### WHAT TO PRODUCE:
Reproduce every entry below precisely. Pictures are excluded from the copy.

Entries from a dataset

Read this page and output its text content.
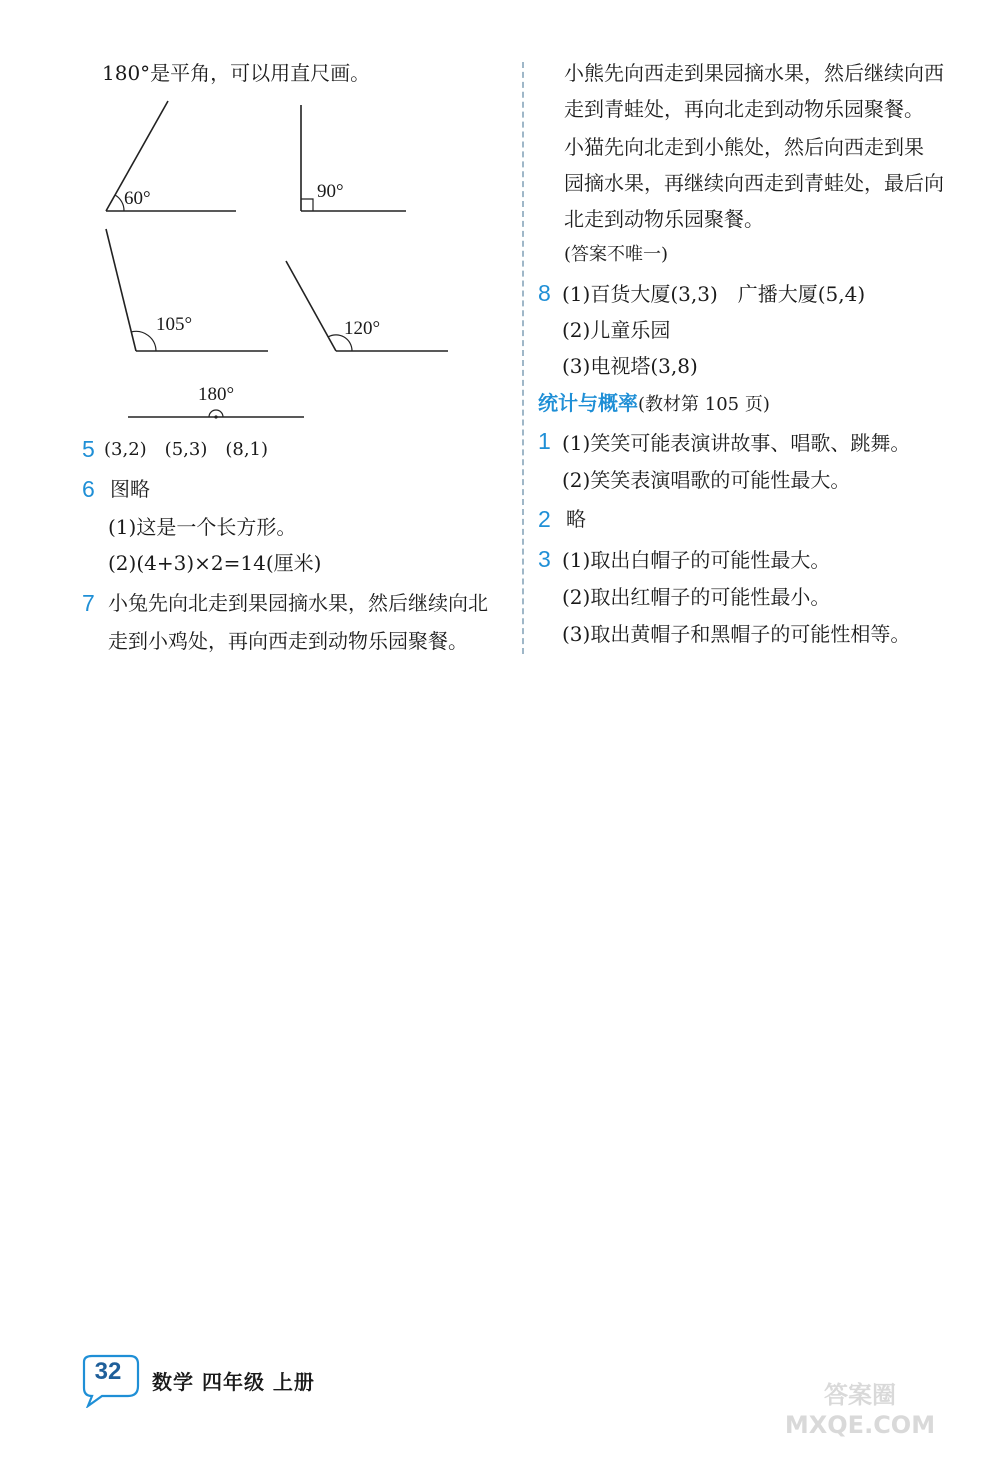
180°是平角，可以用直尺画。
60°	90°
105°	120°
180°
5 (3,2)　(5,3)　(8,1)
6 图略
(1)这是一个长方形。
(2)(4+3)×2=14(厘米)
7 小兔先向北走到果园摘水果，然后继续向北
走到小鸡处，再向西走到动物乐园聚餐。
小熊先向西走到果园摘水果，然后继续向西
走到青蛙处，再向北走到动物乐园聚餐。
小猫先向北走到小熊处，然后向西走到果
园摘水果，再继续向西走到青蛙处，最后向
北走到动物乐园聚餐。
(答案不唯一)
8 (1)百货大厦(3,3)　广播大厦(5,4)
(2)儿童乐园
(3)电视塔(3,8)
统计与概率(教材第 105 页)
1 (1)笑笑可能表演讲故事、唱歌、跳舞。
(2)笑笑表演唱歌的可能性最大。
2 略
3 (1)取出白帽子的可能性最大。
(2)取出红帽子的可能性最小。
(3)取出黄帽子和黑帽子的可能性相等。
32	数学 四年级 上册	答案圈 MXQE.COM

### TASK OUTPUT:
Read this page and output its text content.
180°是平角，可以用直尺画。
60°	90°
105°	120°
180°
5 (3,2)　(5,3)　(8,1)
6 图略
(1)这是一个长方形。
(2)(4+3)×2=14(厘米)
7 小兔先向北走到果园摘水果，然后继续向北
走到小鸡处，再向西走到动物乐园聚餐。
小熊先向西走到果园摘水果，然后继续向西
走到青蛙处，再向北走到动物乐园聚餐。
小猫先向北走到小熊处，然后向西走到果
园摘水果，再继续向西走到青蛙处，最后向
北走到动物乐园聚餐。
(答案不唯一)
8 (1)百货大厦(3,3)　广播大厦(5,4)
(2)儿童乐园
(3)电视塔(3,8)
统计与概率(教材第 105 页)
1 (1)笑笑可能表演讲故事、唱歌、跳舞。
(2)笑笑表演唱歌的可能性最大。
2 略
3 (1)取出白帽子的可能性最大。
(2)取出红帽子的可能性最小。
(3)取出黄帽子和黑帽子的可能性相等。
32	数学 四年级 上册	答案圈 MXQE.COM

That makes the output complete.